The exercise ▸
Reproduce the records below in full and exactly, without their images.

Materials provided ▸
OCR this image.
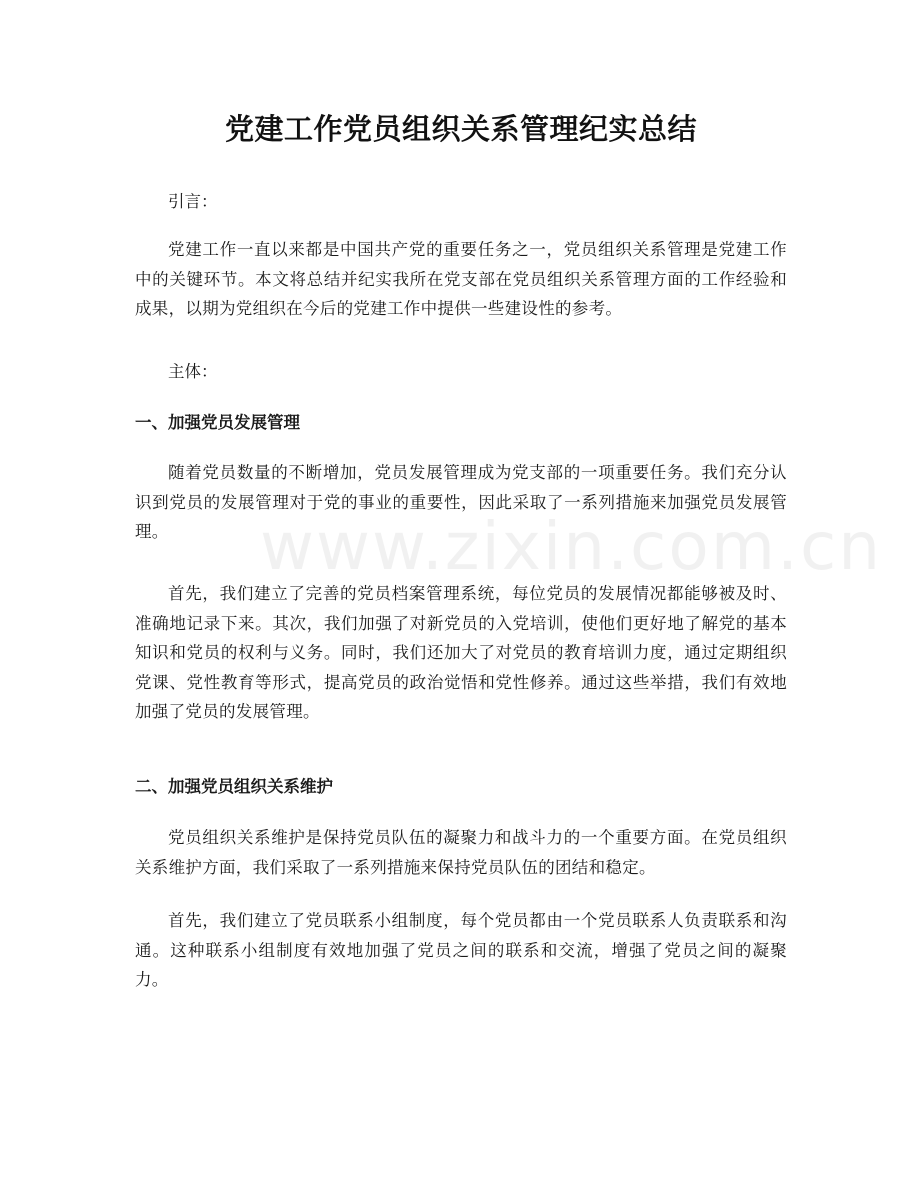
www.zixin.com.cn
党建工作党员组织关系管理纪实总结

引言：

党建工作一直以来都是中国共产党的重要任务之一，党员组织关系管理是党建工作中的关键环节。本文将总结并纪实我所在党支部在党员组织关系管理方面的工作经验和成果，以期为党组织在今后的党建工作中提供一些建设性的参考。

主体：

一、加强党员发展管理

随着党员数量的不断增加，党员发展管理成为党支部的一项重要任务。我们充分认识到党员的发展管理对于党的事业的重要性，因此采取了一系列措施来加强党员发展管理。

首先，我们建立了完善的党员档案管理系统，每位党员的发展情况都能够被及时、准确地记录下来。其次，我们加强了对新党员的入党培训，使他们更好地了解党的基本知识和党员的权利与义务。同时，我们还加大了对党员的教育培训力度，通过定期组织党课、党性教育等形式，提高党员的政治觉悟和党性修养。通过这些举措，我们有效地加强了党员的发展管理。

二、加强党员组织关系维护

党员组织关系维护是保持党员队伍的凝聚力和战斗力的一个重要方面。在党员组织关系维护方面，我们采取了一系列措施来保持党员队伍的团结和稳定。

首先，我们建立了党员联系小组制度，每个党员都由一个党员联系人负责联系和沟通。这种联系小组制度有效地加强了党员之间的联系和交流，增强了党员之间的凝聚力。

The response ▸
OCR this image.
www.zixin.com.cn
党建工作党员组织关系管理纪实总结

引言：

党建工作一直以来都是中国共产党的重要任务之一，党员组织关系管理是党建工作中的关键环节。本文将总结并纪实我所在党支部在党员组织关系管理方面的工作经验和成果，以期为党组织在今后的党建工作中提供一些建设性的参考。

主体：

一、加强党员发展管理

随着党员数量的不断增加，党员发展管理成为党支部的一项重要任务。我们充分认识到党员的发展管理对于党的事业的重要性，因此采取了一系列措施来加强党员发展管理。

首先，我们建立了完善的党员档案管理系统，每位党员的发展情况都能够被及时、准确地记录下来。其次，我们加强了对新党员的入党培训，使他们更好地了解党的基本知识和党员的权利与义务。同时，我们还加大了对党员的教育培训力度，通过定期组织党课、党性教育等形式，提高党员的政治觉悟和党性修养。通过这些举措，我们有效地加强了党员的发展管理。

二、加强党员组织关系维护

党员组织关系维护是保持党员队伍的凝聚力和战斗力的一个重要方面。在党员组织关系维护方面，我们采取了一系列措施来保持党员队伍的团结和稳定。

首先，我们建立了党员联系小组制度，每个党员都由一个党员联系人负责联系和沟通。这种联系小组制度有效地加强了党员之间的联系和交流，增强了党员之间的凝聚力。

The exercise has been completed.